■ TEXTE EXTRAIT
━━━━━━━━
Notes du passé: Un logement étroit pour les naufragés portugais

Publié le par Alain GYRE

Un logement étroit pour les naufragés portugais

14.05.2016 Notes du passé

Notes du passé: Un logement étroit pour les naufragés portugais

En présentant la Tranovato des Portugais sur une petite ile de Fort Dauphin, G.-S. Chapus se demande d’où viennent les matériaux de construction utilisés. Selon lui, s’il faut transporter les pierres à travers le fleuve, rien que le charroi constituerait un travail considérable.

Ces pierres sont liées par un mortier fait de terre glaise mélangée à un peu de chaux en certains endroits. « Les bâtisseurs furent très économes de ce mortier, car ils le réservaient au crépi intérieur de la construction. Et bien qu’exposé aux pluies depuis près de trois siècles, le revêtement a conservé presque toute la fraicheur de son coloris. » Et Chapus d’ajouter : « Sans la végétation qui a poussé là, on pourrait croire que cette demeure n’est ainsi à ciel ouvert que depuis quelques années seulement. »

En décrivant le fortin, il souligne l’aspect qu’il a d’une masse entièrement formée au rez-de-chaussée, avec d’étroites ouvertures en forme de meurtrières au niveau du premier étage, lequel consiste sans doute en une terrasse protégée par des créneaux. La hauteur des murs est d’environ 6m. Une grande et unique pièce occupe toute la partie inférieure et elle ne reçoit l’air et le jour que par le dessus. « La gravure de l’ouvrage de Flacourt donnerait à supposer qu’il existait une porte. C’est là une autre erreur » (lire précédente Note).

Toujours d’après Chapus, la visite à l’intérieur du bâtiment ne laisse subsister aucun doute à ce sujet. Sur chacun des quatre côtés de la pièce, sont disposés deux placards, dont la profondeur est d’environ la moitié de l’épaisseur du mur. « On se demande, tout d’abord, si ce n’était pas là des fenêtres. Mais l’examen de la construction fait écarter bien vite cette hypothèse. »

À partir de cette description, Chapus donne une version de la situation des 70 naufragés qui donnent son nom au fortin. Comme aucun espace ne semble réservé pour passer dans l’unique salle de leur logement, ils ne disposent pas même d’un mètre carré par personne. Ainsi, pour se reposer la nuit, ils sont sans doute réduits à s’enfermer comme en un tombeau.

«Aussi peut-on admettre que nombre d’entre eux dormaient sur le toit disposé en terrasse. » De là, les guetteurs peuvent aussi apercevoir, par une nuit claire, les mouvements suspects d’hommes dans la plaine, ou du moins entendre le bruit du passage des pirogues sur l’eau.
━━━━━━━━
■ EXTRAIT DE DONNÉES
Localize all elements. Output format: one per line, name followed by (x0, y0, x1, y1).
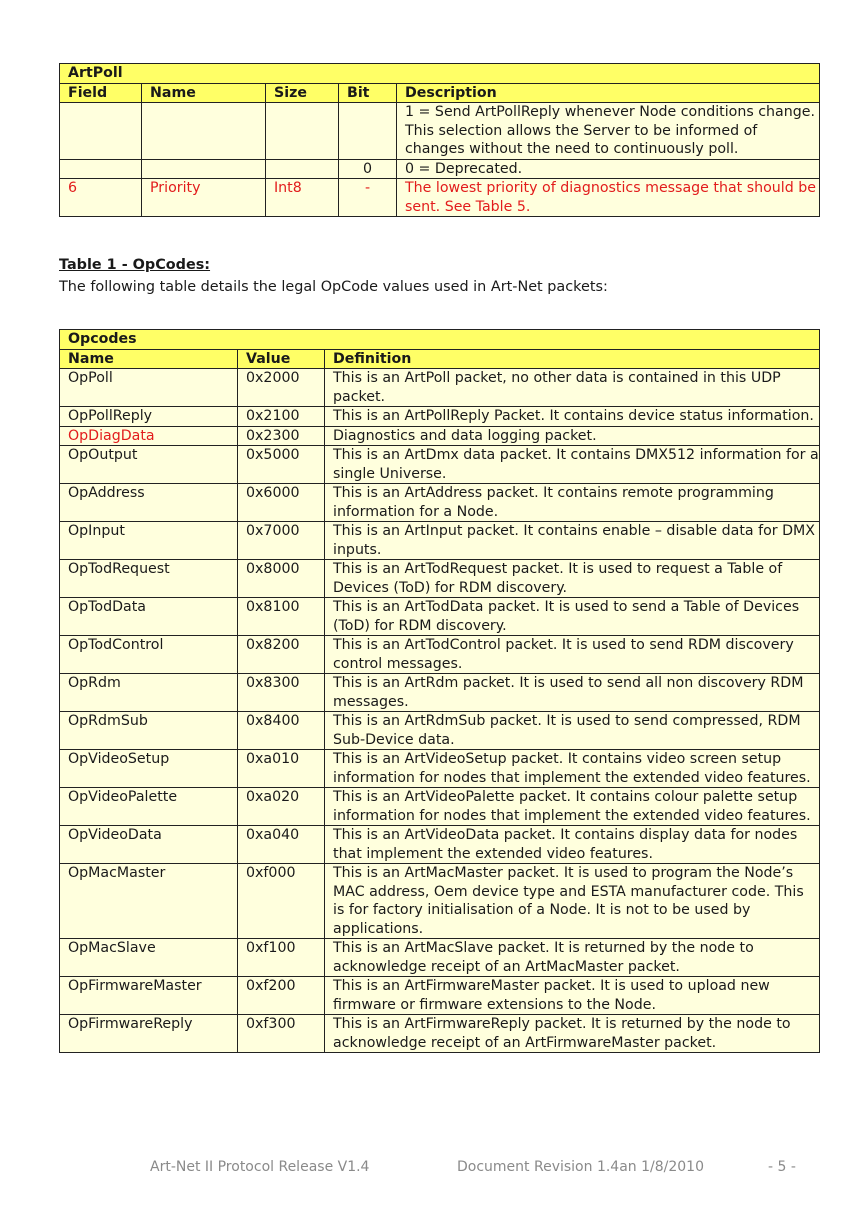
━━━━━━━━
■ CONSIGNE
D'après le texte sur la Tranovato des Portugais, quelle est la hauteur approximative des murs du fortin ?

■ RÉSULTAT
Environ 6 m.